── The input

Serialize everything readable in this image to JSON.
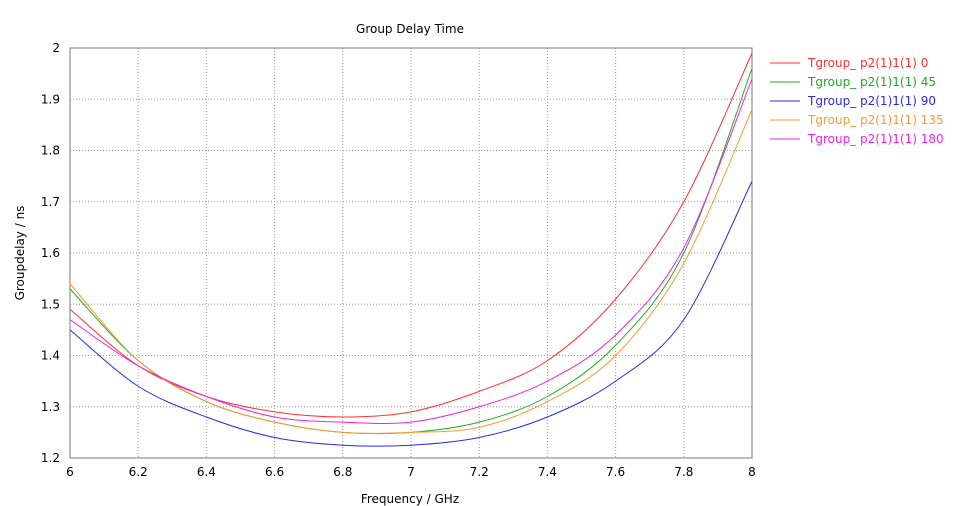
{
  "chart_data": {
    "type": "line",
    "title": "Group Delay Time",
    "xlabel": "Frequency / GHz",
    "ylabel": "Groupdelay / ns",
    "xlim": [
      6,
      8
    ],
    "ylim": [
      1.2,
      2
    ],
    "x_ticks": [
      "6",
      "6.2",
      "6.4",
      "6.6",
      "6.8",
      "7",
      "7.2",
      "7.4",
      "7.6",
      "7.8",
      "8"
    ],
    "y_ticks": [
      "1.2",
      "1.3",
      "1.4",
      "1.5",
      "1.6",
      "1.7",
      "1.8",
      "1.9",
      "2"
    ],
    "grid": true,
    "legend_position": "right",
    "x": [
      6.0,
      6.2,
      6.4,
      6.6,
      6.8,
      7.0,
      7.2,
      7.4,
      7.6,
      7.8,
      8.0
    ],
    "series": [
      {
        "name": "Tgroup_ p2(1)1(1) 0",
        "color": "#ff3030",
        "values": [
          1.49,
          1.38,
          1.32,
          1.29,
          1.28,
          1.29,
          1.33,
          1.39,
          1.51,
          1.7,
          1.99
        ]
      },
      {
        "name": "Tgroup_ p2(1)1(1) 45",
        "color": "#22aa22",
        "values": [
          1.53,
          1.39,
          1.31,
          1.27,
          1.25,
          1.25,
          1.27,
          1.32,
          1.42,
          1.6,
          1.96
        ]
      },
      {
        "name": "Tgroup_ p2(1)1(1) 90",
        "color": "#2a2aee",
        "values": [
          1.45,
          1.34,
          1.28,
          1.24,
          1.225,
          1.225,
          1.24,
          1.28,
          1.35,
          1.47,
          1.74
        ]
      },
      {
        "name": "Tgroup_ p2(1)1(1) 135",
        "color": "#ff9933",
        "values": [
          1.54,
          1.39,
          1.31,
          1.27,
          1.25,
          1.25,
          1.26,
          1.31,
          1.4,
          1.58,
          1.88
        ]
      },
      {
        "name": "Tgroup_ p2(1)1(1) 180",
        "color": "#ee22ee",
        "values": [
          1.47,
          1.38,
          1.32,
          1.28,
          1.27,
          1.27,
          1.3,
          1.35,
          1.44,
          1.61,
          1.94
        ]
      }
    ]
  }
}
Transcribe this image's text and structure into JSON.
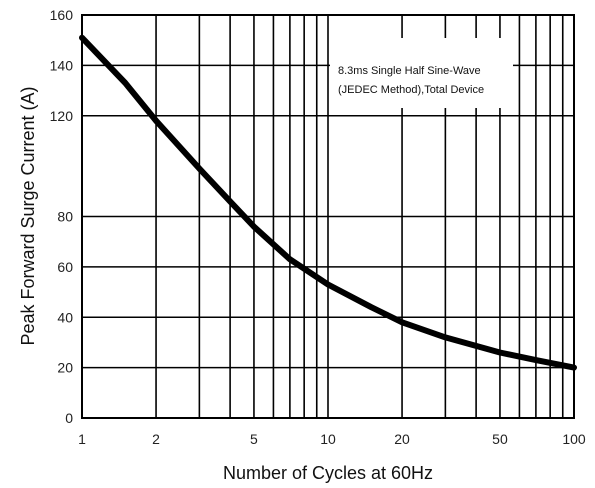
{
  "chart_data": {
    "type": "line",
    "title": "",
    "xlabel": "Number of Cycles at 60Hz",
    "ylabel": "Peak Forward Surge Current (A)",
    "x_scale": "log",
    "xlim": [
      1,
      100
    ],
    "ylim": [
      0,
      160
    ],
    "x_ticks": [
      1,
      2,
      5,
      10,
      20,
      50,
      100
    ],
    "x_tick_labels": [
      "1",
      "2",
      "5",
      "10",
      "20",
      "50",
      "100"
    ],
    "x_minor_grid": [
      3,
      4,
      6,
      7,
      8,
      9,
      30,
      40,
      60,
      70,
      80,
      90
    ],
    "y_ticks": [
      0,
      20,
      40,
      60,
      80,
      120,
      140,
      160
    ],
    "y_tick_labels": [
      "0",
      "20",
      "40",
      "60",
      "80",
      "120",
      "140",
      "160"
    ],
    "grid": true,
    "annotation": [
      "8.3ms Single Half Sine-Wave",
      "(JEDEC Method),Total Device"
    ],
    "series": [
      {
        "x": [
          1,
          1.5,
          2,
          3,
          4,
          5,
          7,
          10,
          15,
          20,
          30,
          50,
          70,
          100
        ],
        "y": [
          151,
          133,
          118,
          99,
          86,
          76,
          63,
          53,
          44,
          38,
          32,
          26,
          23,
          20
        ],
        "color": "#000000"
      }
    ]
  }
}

────

▶ [Given request] Each line in the data that holds the string "image" should be found and copied.

▶ [Task output]
Serialize everything readable in this image to JSON.
Transcribe this image's text and structure into JSON.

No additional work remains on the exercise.